_PASAJE SELECCIONADO_.
###

Quizás ya puedes ver cómo este ejemplo se aplica a la cuestión de la seguridad. Si queremos tener una seguridad mayor y más robusta, la forma de obtenerla no es manipular el indicador ―es decir, asegurarnos de hacer unas pocas buenas obras más y un menor número de malas obras para que podamos sentirnos más dignos del cielo―. Este es un punto importante porque, tristemente, es la manera exacta en que muchos cristianos reaccionan ante la falta de seguridad. Como muchas veces el sentido de duda y temor es producido cuando ven su propio pecado, piensan que por eso la solución es enfocarse en su pecado, en sus buenas obras o en su falta de buenas obras, lo que, desde luego, a fin de cuentas, es enfocarse en ellos mismos en lugar de enfocarse en Dios. Sin embargo, si esa es la manera en que reaccionamos ante la falta de seguridad, ¡podemos pensar también que la forma de responder a la falta de velocidad en nuestro auto es manipular el velocímetro! Eso es absurdo. La manera correcta de responder ante la falta de seguridad es enfocarnos en las fuentes impulsoras de la seguridad y poner peso sobre ellas: las promesas de Dios y el evangelio de Jesucristo. Si lo hacemos, el resultado será una mayor confianza respecto a nuestra salvación y un aumento en la clase de vida y obras santas que indican la existencia de la salvación verdadera.

###

_OBJETIVOS_.
1 > ¿Puedes reproducir al pie de la letra las líneas de los registros que van desde la que contiene "peak-leader-line [565,420,577,465]" hasta la que contiene "x-tick-label: 18.00 [805,479,840,495]", ambas incluidas?
2 > ¿Puedes retomar el pasaje sobre la seguridad de la salvación y continuarlo a partir de su última oración?
Los registros no guardan ninguna relación con el pasaje.

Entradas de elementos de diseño
###

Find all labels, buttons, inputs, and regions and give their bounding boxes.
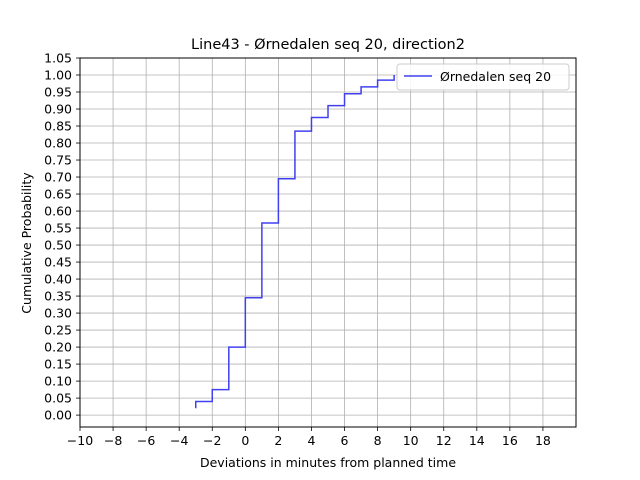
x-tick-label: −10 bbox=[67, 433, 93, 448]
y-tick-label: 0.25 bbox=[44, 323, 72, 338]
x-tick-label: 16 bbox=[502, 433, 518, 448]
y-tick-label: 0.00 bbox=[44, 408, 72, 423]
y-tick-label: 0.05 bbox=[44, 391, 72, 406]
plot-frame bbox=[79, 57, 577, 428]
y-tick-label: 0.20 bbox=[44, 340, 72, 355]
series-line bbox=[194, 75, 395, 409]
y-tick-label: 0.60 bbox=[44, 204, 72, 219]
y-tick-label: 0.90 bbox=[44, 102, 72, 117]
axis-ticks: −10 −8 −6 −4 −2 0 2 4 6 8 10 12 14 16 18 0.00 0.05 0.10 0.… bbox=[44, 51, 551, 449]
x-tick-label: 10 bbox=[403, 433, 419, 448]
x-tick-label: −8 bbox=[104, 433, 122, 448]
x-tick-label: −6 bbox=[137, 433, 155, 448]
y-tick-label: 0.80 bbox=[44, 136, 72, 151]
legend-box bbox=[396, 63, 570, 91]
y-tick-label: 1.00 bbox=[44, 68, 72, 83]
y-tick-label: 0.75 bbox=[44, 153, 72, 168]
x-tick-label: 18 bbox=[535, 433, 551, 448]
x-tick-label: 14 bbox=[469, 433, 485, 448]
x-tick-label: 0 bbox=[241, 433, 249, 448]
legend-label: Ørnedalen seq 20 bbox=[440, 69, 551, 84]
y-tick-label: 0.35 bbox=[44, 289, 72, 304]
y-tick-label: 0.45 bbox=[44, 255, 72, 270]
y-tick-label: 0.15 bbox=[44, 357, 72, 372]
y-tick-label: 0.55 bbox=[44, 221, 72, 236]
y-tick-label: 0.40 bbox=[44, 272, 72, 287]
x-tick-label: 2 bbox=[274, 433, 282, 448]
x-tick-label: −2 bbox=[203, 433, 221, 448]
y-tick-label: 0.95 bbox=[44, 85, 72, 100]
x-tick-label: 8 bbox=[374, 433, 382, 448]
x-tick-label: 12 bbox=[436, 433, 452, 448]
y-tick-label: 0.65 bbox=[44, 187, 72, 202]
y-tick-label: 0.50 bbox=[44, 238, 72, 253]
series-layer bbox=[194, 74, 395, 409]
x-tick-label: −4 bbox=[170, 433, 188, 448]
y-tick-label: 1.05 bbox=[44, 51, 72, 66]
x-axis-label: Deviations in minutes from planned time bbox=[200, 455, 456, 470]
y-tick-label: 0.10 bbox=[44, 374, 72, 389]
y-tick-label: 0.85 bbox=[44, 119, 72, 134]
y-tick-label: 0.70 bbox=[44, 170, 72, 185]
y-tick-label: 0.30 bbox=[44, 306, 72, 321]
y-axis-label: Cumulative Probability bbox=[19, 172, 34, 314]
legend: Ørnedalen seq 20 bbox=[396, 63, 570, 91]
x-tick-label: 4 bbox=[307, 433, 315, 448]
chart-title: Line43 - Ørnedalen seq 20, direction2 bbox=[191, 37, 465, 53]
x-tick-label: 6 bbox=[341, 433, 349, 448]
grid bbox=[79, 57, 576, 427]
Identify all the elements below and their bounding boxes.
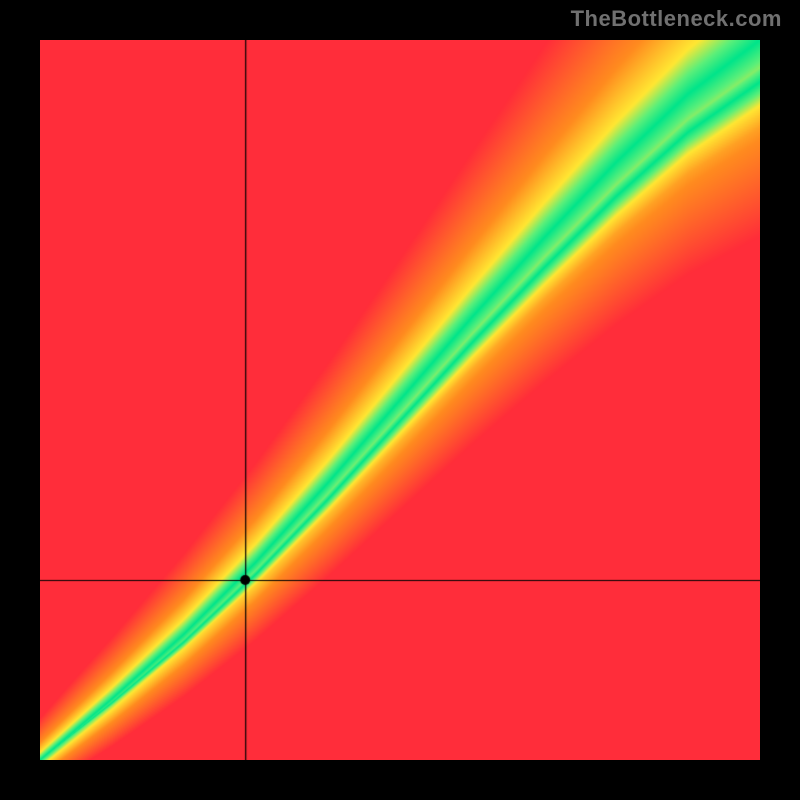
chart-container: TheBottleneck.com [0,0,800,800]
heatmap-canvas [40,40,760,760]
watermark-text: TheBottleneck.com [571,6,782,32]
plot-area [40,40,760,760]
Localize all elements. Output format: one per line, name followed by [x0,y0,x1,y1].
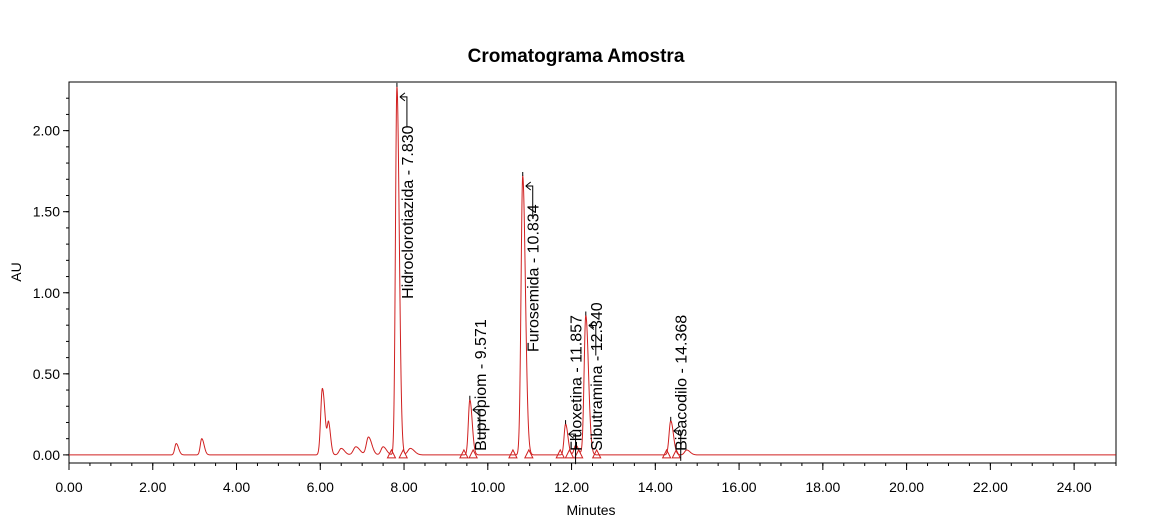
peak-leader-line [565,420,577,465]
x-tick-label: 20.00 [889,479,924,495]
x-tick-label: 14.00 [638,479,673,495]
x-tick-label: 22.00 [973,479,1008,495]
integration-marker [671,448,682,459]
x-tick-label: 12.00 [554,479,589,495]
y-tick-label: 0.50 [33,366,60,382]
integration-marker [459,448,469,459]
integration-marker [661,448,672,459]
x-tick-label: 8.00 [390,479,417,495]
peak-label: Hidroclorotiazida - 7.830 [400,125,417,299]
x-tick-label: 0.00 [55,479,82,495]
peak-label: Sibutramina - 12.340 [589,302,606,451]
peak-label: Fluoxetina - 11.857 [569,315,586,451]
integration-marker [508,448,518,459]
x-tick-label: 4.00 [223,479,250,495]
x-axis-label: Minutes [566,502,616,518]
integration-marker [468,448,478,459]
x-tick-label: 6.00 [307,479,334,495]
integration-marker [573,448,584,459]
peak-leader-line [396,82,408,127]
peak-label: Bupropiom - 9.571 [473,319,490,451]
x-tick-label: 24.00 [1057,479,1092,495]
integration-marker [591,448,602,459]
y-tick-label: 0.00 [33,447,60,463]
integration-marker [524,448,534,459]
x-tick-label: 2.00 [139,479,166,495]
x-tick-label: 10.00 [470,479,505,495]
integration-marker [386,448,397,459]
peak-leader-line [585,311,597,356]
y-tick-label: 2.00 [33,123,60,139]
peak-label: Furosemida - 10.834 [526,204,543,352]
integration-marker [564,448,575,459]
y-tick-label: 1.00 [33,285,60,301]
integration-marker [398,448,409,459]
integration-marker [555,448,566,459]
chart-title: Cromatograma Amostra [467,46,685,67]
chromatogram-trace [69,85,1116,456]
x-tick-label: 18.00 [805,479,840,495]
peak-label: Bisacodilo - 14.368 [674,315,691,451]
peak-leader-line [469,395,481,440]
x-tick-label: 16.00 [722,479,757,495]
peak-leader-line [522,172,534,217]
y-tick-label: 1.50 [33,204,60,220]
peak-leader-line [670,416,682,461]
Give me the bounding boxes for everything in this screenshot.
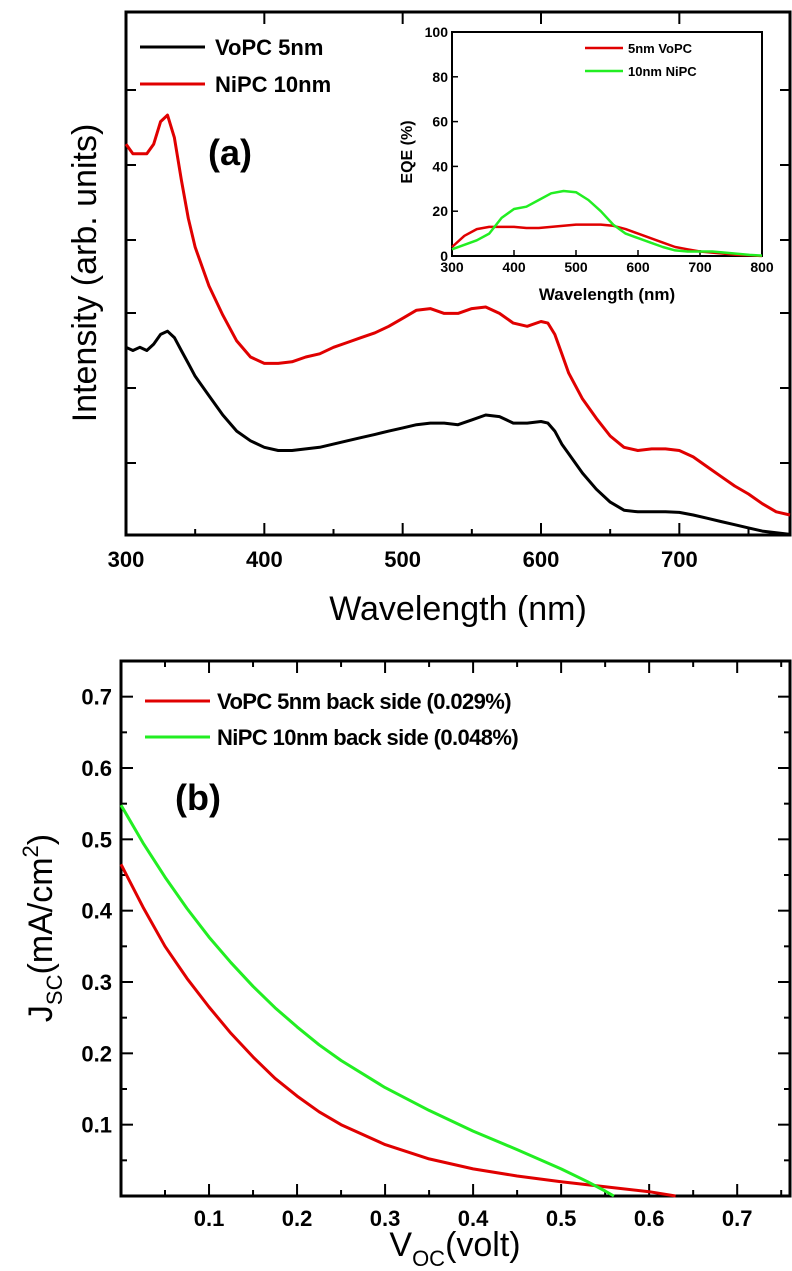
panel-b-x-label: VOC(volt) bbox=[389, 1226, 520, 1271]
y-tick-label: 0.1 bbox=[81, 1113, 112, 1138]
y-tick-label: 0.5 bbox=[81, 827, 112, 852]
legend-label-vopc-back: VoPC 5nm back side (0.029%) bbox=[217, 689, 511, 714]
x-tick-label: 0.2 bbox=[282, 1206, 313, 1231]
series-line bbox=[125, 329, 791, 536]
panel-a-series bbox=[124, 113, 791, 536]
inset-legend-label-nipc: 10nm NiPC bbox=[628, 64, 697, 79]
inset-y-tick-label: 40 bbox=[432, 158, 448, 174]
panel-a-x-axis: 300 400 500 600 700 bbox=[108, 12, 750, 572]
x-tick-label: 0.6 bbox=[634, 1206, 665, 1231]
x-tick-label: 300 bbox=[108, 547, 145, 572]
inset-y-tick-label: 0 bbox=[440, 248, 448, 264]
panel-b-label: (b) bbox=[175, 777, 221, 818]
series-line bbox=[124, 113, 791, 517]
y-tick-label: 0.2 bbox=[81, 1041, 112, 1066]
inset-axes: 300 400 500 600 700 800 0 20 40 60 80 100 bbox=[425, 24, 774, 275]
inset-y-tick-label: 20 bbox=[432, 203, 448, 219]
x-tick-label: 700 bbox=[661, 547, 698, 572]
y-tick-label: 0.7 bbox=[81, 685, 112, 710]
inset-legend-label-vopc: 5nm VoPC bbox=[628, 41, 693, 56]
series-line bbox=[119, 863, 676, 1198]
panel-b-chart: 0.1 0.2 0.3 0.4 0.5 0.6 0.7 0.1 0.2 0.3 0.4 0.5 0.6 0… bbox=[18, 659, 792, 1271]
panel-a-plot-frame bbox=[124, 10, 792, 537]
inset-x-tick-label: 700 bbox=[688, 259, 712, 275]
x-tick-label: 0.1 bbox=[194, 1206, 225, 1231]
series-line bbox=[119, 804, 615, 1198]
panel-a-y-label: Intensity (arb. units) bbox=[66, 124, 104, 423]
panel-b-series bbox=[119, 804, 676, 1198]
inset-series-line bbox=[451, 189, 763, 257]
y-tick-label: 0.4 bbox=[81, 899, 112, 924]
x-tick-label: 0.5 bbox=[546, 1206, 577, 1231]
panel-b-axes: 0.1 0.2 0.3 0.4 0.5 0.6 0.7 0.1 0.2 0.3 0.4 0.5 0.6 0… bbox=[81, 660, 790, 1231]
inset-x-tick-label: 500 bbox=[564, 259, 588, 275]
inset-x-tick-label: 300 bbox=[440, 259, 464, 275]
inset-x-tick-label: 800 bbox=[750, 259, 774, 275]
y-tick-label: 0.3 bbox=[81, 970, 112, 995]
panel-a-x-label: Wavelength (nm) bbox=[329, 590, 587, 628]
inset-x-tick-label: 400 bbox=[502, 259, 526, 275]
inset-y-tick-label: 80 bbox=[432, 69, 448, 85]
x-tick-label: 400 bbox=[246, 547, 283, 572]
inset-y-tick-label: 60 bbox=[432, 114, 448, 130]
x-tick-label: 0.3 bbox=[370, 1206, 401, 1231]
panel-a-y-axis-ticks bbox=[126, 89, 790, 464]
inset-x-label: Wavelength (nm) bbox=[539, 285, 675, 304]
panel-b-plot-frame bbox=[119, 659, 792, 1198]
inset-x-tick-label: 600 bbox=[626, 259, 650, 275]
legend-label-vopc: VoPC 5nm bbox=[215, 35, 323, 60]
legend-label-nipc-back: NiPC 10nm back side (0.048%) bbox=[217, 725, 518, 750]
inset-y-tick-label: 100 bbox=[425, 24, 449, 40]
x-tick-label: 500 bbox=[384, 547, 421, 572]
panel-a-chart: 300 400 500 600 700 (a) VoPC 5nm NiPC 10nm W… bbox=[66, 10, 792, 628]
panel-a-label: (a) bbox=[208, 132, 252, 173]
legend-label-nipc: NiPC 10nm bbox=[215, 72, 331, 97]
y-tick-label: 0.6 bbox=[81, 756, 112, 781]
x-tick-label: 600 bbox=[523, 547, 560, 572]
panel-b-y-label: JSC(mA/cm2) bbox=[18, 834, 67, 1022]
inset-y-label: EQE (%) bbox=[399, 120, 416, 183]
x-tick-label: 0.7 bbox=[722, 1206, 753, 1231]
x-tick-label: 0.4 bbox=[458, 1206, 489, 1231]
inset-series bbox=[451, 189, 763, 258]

###

_RESPUESTAS POR TAREA_.
1 >
peak-leader-line [565,420,577,465]
x-tick-label: 20.00 [889,479,924,495]
x-tick-label: 14.00 [638,479,673,495]
x-tick-label: 22.00 [973,479,1008,495]
integration-marker [671,448,682,459]
x-tick-label: 12.00 [554,479,589,495]
y-tick-label: 0.50 [33,366,60,382]
integration-marker [459,448,469,459]
integration-marker [661,448,672,459]
x-tick-label: 8.00 [390,479,417,495]
peak-label: Hidroclorotiazida - 7.830 [400,125,417,299]
x-tick-label: 0.00 [55,479,82,495]
peak-label: Sibutramina - 12.340 [589,302,606,451]
peak-label: Fluoxetina - 11.857 [569,315,586,451]
integration-marker [508,448,518,459]
x-tick-label: 4.00 [223,479,250,495]
x-axis-label: Minutes [566,502,616,518]
integration-marker [468,448,478,459]
x-tick-label: 6.00 [307,479,334,495]
integration-marker [573,448,584,459]
peak-leader-line [396,82,408,127]
peak-label: Bupropiom - 9.571 [473,319,490,451]
x-tick-label: 24.00 [1057,479,1092,495]
integration-marker [591,448,602,459]
y-tick-label: 0.00 [33,447,60,463]
integration-marker [524,448,534,459]
x-tick-label: 2.00 [139,479,166,495]
x-tick-label: 10.00 [470,479,505,495]
integration-marker [386,448,397,459]
peak-leader-line [585,311,597,356]
y-tick-label: 2.00 [33,123,60,139]
peak-label: Furosemida - 10.834 [526,204,543,352]
integration-marker [564,448,575,459]
y-tick-label: 1.00 [33,285,60,301]
integration-marker [398,448,409,459]
integration-marker [555,448,566,459]
chart-title: Cromatograma Amostra [467,46,685,67]
chromatogram-trace [69,85,1116,456]
x-tick-label: 18.00 [805,479,840,495]

2 >
Aquí va otra analogía que puede ser de provecho. El fruto de un árbol puede indicar la salud del árbol, pero si queremos conseguir un árbol más saludable, la solución no es hacer que el fruto se vea mejor. Más bien, hay que preocuparse de la raíz, que impulsa y crea la salud del árbol. De la misma manera, el fruto de nuestras vidas puede ser un indicador importante de nuestra salud espiritual, pero no lograremos aumentar nuestro sentido de seguridad y confianza respecto a nuestra salvación si solamente tratamos de hacer que el fruto se vea mejor. No lograremos mejorar la salud del árbol pegándole manzanas con cinta adhesiva ni pintando de rojo las manzanas podridas. No, tenemos que ocuparnos de la raíz, y luego el fruto, el indicador de la salud, mejorará.
¿Y qué del testimonio del Espíritu, la fuente sobrenatural de la seguridad? Bien, toda analogía se desmorona en un cierto punto, y este es ese punto. Me temo que el testimonio del Espíritu, que Dios imparte de manera directa y sobrenatural en el corazón del creyente, no tiene un buen elemento análogo en la imagen del auto. ¡En el mejor de los casos, podríamos pensar en él como una inyección de nitro casi totalmente inesperada directamente desde el cielo! Pero el punto es que cuando el Señor decide darle al creyente un sentido inusual de consuelo y seguridad, estamos frente a un regalo hermoso y tremendamente valioso, y por lo general llega con mayor poder justo cuando más se necesita.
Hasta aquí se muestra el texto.